# Stored records start

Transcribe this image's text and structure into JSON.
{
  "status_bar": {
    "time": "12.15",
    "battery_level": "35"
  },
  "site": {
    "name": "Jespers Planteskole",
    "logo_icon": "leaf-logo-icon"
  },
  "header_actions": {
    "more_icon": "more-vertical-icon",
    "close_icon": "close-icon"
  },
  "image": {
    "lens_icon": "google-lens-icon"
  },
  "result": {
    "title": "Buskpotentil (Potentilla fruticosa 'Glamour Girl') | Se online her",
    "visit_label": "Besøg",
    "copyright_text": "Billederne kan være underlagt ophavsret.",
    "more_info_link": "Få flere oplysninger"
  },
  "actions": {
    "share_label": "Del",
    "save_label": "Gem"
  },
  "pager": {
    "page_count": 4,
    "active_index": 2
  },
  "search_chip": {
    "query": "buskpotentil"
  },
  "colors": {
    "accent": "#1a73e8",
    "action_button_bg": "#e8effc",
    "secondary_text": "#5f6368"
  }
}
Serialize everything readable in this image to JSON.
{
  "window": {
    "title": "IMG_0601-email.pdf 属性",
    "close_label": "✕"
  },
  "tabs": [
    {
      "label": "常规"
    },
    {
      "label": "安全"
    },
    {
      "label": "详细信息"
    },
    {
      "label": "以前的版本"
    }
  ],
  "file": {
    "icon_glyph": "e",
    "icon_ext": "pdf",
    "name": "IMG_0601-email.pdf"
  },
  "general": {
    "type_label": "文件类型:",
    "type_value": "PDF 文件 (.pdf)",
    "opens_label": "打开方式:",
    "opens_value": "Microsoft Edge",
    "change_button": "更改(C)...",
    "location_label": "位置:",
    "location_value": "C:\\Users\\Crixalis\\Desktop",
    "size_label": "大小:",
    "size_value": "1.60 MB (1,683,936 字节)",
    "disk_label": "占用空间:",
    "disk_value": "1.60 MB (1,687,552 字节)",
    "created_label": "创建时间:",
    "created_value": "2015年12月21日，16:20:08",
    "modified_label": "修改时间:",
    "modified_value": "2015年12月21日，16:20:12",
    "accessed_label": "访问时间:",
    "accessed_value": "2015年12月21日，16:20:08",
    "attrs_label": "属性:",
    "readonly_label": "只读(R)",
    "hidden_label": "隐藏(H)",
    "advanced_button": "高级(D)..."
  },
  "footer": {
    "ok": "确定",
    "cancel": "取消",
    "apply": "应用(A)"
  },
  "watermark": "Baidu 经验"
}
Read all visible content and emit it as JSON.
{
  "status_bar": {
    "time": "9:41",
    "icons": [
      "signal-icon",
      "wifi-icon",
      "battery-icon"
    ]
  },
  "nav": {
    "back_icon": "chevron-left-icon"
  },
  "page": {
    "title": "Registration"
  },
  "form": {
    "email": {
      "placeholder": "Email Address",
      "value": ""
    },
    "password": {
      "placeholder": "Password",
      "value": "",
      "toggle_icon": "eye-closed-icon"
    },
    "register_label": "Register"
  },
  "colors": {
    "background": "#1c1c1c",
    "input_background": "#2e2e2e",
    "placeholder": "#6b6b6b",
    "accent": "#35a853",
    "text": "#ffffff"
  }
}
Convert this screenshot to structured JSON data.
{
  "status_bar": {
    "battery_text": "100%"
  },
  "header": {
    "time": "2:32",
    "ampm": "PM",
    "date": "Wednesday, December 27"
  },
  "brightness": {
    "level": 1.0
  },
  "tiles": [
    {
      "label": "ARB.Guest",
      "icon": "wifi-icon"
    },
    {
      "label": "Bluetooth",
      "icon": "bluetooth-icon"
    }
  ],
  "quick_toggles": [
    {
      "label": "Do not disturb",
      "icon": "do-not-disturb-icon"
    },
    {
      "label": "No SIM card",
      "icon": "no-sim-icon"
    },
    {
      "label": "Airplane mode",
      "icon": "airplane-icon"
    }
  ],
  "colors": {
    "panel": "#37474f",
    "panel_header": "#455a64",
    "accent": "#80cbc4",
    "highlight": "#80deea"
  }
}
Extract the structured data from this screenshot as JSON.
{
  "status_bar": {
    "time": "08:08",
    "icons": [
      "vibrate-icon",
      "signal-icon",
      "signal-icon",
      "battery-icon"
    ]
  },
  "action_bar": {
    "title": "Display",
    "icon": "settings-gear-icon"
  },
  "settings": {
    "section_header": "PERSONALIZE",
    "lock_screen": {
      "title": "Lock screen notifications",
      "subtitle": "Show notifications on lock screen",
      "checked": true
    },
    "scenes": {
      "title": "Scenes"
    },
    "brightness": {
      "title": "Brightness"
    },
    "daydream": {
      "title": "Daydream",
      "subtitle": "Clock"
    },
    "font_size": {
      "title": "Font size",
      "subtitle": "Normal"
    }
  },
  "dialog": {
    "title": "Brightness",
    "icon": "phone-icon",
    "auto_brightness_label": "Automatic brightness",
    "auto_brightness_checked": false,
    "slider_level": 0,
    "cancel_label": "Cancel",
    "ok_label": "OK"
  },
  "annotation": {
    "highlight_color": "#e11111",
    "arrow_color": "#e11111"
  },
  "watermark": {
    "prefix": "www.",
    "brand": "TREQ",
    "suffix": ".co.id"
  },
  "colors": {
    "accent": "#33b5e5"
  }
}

# Stored records end

### Task
Read the data above. Pull out each line in which the string "JSON" appears.

### The completed task
Transcribe this image's text and structure into JSON.
Serialize everything readable in this image to JSON.
Read all visible content and emit it as JSON.
Convert this screenshot to structured JSON data.
Extract the structured data from this screenshot as JSON.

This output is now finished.